Travels in Kitchener-Waterloo
In today's paper, you'll find a story about my travels through Southern Ontario this week and in particular, the search for sleeping Liberals.
I chose Kitchener-Waterloo for this search because I've walked over that ground a lot over the past decade or so, watching the waxing and waning of Liberal fortunes. In the 1990s and well into the 2000s, it was very friendly territory for Paul Martin. Some of Martin's most staunch supporters hailed from the region and every time I followed Martin on visits to Kitchener-Waterloo from the late 1990s up to 2003 or so, it was like watching the return of a hometown celebrity.
Waterloo is also home to Research in Motion, inventor of the BlackBerry, and so a technological Mecca to political junkies hooked on serial email communication. (Pointless trivia: I'm pretty sure I was the first reporter in the press gallery with a BlackBerry, introduced to the miracle technology in early 2001 by long-time Martin supporter, and early-adopter David Herle. I know for sure I'm the first reporter to have filed a story by BlackBerry -- and it was, fittingly, Martin's exit from cabinet in June, 2002.)
Back in the election of 2004, I hopped aboard Martin's campaign around Week 2 or 3. It was his first campaign as prime minister and the spring had been dominated by stories about the Liberal sponsorship scandal. The schedule that week included a stop in Kitchener-Waterloo and the mood change was palpable. I saw people giving the finger to Martin's bus as it rolled through the streets. We went to one event where the crowd was tiny and distinctly unenthusiastic; they barely applauded when Martin spoke. At a bar that night, where all the reporters went after our stories were filed, two Kitchener men opened up a hostile discussion with some of us about why Martin had to be voted out of office because he put health-care premiums in the recent budget (that was actually Premier Dalton McGuinty, but this distinction was lost on these angry voters.) Martin emerged from that campaign with a minority, but it wouldn't be long before he'd face another election and, well, we know how that ended. And in 2008, the Kitchener-Waterloo electoral map went all blue.

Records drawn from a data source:
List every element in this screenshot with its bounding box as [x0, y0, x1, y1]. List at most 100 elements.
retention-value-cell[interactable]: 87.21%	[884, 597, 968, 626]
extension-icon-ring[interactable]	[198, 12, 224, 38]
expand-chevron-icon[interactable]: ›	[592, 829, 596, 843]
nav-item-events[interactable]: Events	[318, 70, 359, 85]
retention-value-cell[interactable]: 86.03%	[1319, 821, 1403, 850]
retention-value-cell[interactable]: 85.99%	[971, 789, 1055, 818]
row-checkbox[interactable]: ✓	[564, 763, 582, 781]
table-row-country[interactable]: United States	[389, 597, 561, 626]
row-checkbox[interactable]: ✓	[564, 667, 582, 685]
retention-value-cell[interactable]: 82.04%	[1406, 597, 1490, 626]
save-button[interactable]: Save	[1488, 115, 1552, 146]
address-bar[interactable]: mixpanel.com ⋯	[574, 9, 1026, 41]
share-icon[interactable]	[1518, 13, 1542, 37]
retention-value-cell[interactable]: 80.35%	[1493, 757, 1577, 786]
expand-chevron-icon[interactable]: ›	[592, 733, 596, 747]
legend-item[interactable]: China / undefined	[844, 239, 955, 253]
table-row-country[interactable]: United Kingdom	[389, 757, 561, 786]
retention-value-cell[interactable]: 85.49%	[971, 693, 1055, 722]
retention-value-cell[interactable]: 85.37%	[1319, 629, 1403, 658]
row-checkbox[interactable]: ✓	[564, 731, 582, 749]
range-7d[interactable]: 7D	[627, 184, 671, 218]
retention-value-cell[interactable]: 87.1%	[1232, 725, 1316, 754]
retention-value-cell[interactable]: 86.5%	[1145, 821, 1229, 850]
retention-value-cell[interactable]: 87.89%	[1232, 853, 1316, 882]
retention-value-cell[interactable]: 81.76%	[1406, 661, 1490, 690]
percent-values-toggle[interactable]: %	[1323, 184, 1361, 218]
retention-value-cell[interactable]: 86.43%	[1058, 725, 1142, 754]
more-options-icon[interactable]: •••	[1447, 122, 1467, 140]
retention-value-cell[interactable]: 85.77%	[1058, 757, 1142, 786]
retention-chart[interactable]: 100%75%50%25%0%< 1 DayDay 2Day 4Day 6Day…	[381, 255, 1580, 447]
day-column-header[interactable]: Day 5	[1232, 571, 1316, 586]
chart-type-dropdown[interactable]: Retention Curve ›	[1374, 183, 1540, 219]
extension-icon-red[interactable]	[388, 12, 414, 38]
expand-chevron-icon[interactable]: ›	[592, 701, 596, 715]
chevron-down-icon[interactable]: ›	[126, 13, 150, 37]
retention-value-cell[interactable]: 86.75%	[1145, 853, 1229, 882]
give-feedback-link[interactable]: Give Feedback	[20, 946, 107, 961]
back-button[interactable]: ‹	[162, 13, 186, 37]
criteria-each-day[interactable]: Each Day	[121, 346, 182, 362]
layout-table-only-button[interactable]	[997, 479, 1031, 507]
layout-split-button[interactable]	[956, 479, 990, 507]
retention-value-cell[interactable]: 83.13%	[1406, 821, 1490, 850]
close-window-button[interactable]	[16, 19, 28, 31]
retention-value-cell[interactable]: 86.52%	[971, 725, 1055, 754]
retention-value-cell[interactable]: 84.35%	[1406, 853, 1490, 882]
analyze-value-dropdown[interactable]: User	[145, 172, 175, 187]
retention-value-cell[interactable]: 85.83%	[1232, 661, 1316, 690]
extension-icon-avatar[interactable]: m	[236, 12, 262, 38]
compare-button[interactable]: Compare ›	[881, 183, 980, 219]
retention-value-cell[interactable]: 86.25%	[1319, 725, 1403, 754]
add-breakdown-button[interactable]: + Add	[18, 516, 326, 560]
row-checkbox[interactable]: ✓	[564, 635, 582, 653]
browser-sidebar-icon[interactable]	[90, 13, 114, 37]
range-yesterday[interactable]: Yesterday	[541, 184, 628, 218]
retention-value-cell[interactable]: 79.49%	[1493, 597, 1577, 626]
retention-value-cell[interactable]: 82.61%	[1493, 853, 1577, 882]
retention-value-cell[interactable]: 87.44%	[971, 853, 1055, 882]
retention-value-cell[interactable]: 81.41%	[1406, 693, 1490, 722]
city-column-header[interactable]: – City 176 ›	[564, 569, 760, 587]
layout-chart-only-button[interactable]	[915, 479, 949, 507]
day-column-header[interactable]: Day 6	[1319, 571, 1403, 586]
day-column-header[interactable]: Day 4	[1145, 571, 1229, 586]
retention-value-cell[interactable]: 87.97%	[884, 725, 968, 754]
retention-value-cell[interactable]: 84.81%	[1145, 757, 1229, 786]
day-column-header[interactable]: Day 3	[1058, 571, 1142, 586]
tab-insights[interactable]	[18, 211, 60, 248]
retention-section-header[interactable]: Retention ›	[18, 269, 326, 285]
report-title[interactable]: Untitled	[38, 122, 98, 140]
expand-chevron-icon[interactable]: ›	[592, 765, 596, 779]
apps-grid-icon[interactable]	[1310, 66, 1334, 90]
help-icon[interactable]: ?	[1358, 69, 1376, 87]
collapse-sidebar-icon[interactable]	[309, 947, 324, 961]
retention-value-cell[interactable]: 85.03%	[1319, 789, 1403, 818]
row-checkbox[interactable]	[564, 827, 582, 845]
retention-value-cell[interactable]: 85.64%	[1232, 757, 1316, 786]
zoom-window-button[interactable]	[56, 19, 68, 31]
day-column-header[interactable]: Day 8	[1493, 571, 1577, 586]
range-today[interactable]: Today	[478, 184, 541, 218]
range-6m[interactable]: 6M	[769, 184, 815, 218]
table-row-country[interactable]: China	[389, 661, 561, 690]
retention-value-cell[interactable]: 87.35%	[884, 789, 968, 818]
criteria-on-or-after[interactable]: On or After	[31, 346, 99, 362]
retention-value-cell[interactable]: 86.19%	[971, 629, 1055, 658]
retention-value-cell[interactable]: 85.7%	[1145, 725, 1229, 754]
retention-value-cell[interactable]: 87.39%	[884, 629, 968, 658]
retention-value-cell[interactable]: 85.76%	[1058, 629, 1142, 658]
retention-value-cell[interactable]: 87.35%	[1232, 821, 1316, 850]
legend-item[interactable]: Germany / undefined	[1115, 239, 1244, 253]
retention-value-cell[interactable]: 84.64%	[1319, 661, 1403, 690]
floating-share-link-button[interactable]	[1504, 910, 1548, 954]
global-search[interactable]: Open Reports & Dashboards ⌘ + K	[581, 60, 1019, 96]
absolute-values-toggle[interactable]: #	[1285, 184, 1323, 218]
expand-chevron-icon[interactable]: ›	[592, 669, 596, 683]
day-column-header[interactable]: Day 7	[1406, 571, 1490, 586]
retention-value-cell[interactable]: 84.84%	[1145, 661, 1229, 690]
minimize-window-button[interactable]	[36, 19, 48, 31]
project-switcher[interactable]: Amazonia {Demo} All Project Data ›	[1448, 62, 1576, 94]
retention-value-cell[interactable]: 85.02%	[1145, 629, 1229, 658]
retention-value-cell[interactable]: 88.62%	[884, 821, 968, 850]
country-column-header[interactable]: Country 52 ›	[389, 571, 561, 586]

List of tasks:
1 - Reproduce the Kitchener-Waterloo passage word for word from "Waterloo is also" to "in June, 2002.)".
2 - Resume the Kitchener-Waterloo passage after its last sentence.
None of this data has any bearing on the work here.

Written answers:
1 -
Waterloo is also home to Research in Motion, inventor of the BlackBerry, and so a technological Mecca to political junkies hooked on serial email communication. (Pointless trivia: I'm pretty sure I was the first reporter in the press gallery with a BlackBerry, introduced to the miracle technology in early 2001 by long-time Martin supporter, and early-adopter David Herle. I know for sure I'm the first reporter to have filed a story by BlackBerry -- and it was, fittingly, Martin's exit from cabinet in June, 2002.)

2 -
Anyway, all this is to say that Kitchener-Waterloo is a pretty good vantage point to test the mood of Liberals. As you'll see from the story, there are encouraging signs for Liberals in this region right now; some highly motivated volunteers, and maybe voters too. We'll see. I went door-to-door with the NDP candidate in Kitchener-Centre, Peter Thurley, and the main antipathy we encountered was against Harper. (Though no one seemed to be blaming him for things McGuinty had done.)
At the all-candidates' debate as well, as noted in a previous post, the Conservative candidate got a bit of a rough ride. I read that this also was the case in the Kitchener-Centre debate.
It's probably worth noting that I did that door-to-door with Thurley just before the media began to dominated by reports of the "NDP surge." There wasn't much evidence of this at the doors Thurley knocked on when I was accompanying him and (his very expert, amiable) team of volunteers. People were polite, even attentive, for the most part. Thurley also encountered several voters who were definitely interested and/or voting for the NDP. He did get a few folks, though, who said they needed to vote for Redman to be sure of "not wasting" their anti-Harper sentiments. We did get a "this is an unnecessary election," and a slammed door from a woman who also managed to shout praise of Harper -- "he's doing a good job" -- as the door was banging shut.
But I was repeatedly surprised by how nice people were, generally, at the political interruption in their day. I saw the same thing going door-to-door with Karen Redman earlier in the morning. It somewhat restores your faith in the system, to see people talking politics without smears or snappy one-liners or vitriol. As Thurley said, there are sometimes moments when you see "a light go on," when people suddenly realize that the politician is at the door to listen, and they start telling their stories.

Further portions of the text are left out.